#### What to work on:
Locate every line that holds the string "Player" and copy it.

#### Records to process:
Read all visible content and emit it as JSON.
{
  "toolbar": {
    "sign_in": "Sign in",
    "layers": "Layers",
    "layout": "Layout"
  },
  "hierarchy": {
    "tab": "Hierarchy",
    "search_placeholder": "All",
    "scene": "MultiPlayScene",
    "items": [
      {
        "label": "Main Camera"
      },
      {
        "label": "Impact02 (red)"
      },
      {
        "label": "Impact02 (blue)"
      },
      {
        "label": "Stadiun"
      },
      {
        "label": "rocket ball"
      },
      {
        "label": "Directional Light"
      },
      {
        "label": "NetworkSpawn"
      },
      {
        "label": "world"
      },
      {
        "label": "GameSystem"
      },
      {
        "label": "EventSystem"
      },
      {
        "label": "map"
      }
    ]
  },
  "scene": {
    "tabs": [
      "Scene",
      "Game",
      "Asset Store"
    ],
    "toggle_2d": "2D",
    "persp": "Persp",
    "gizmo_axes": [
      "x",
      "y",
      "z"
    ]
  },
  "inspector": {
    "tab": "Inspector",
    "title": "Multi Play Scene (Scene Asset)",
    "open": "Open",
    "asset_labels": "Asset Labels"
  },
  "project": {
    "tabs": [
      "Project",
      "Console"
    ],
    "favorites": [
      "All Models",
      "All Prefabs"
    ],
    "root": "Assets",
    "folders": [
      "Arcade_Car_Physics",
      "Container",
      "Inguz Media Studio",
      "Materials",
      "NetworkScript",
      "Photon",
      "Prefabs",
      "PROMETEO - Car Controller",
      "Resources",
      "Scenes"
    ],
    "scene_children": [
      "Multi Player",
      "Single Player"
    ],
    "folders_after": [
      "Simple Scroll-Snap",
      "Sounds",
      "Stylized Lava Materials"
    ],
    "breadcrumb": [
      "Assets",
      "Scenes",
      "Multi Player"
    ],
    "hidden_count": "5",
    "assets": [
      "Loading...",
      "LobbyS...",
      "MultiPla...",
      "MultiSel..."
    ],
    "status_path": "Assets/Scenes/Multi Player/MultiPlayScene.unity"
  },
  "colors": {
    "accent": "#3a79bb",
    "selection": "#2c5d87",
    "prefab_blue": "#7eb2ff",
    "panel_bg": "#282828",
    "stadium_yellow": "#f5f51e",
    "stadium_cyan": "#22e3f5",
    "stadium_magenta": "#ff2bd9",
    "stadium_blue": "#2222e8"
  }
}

#### Response to this exercise:
      "Multi Player",
      "Single Player"
      "Multi Player"
    "status_path": "Assets/Scenes/Multi Player/MultiPlayScene.unity"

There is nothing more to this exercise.